Input data:
Start

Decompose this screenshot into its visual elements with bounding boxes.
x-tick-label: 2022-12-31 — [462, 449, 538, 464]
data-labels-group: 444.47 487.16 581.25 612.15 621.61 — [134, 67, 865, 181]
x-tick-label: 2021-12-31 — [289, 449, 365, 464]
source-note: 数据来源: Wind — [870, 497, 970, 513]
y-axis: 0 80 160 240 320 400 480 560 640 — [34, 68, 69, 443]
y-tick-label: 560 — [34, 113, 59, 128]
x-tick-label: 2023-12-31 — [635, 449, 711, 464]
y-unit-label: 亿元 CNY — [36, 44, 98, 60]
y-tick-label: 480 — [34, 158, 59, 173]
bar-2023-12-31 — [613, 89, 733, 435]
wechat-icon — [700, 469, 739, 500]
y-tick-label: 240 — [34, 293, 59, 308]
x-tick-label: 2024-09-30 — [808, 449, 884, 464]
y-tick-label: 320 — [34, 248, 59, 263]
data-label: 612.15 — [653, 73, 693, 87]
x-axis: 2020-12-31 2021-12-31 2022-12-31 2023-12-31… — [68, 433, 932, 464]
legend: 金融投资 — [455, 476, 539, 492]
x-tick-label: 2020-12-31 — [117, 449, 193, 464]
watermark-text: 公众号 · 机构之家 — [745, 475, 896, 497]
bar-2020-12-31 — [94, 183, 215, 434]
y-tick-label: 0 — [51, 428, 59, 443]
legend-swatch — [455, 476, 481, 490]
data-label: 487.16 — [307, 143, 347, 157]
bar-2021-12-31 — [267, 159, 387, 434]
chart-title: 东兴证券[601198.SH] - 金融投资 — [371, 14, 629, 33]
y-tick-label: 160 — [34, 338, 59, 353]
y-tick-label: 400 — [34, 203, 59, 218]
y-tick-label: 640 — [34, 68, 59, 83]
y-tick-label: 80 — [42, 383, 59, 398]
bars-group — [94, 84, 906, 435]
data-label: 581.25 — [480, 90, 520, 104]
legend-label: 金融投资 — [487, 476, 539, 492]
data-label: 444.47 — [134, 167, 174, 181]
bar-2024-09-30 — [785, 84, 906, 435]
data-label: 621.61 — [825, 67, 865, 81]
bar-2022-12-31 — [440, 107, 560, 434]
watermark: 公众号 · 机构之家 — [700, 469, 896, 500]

End

Directions:
Copy the data above line for line, without changing anything.

The reply:
Decompose this screenshot into its visual elements with bounding boxes.
x-tick-label: 2022-12-31 — [462, 449, 538, 464]
data-labels-group: 444.47 487.16 581.25 612.15 621.61 — [134, 67, 865, 181]
x-tick-label: 2021-12-31 — [289, 449, 365, 464]
source-note: 数据来源: Wind — [870, 497, 970, 513]
y-axis: 0 80 160 240 320 400 480 560 640 — [34, 68, 69, 443]
y-tick-label: 560 — [34, 113, 59, 128]
x-tick-label: 2023-12-31 — [635, 449, 711, 464]
y-unit-label: 亿元 CNY — [36, 44, 98, 60]
y-tick-label: 480 — [34, 158, 59, 173]
bar-2023-12-31 — [613, 89, 733, 435]
wechat-icon — [700, 469, 739, 500]
y-tick-label: 240 — [34, 293, 59, 308]
x-tick-label: 2024-09-30 — [808, 449, 884, 464]
y-tick-label: 320 — [34, 248, 59, 263]
data-label: 612.15 — [653, 73, 693, 87]
x-axis: 2020-12-31 2021-12-31 2022-12-31 2023-12-31… — [68, 433, 932, 464]
legend: 金融投资 — [455, 476, 539, 492]
x-tick-label: 2020-12-31 — [117, 449, 193, 464]
watermark-text: 公众号 · 机构之家 — [745, 475, 896, 497]
bar-2020-12-31 — [94, 183, 215, 434]
y-tick-label: 0 — [51, 428, 59, 443]
legend-swatch — [455, 476, 481, 490]
data-label: 487.16 — [307, 143, 347, 157]
bar-2021-12-31 — [267, 159, 387, 434]
chart-title: 东兴证券[601198.SH] - 金融投资 — [371, 14, 629, 33]
y-tick-label: 160 — [34, 338, 59, 353]
y-tick-label: 400 — [34, 203, 59, 218]
y-tick-label: 640 — [34, 68, 59, 83]
y-tick-label: 80 — [42, 383, 59, 398]
bars-group — [94, 84, 906, 435]
data-label: 581.25 — [480, 90, 520, 104]
legend-label: 金融投资 — [487, 476, 539, 492]
data-label: 444.47 — [134, 167, 174, 181]
bar-2024-09-30 — [785, 84, 906, 435]
data-label: 621.61 — [825, 67, 865, 81]
bar-2022-12-31 — [440, 107, 560, 434]
watermark: 公众号 · 机构之家 — [700, 469, 896, 500]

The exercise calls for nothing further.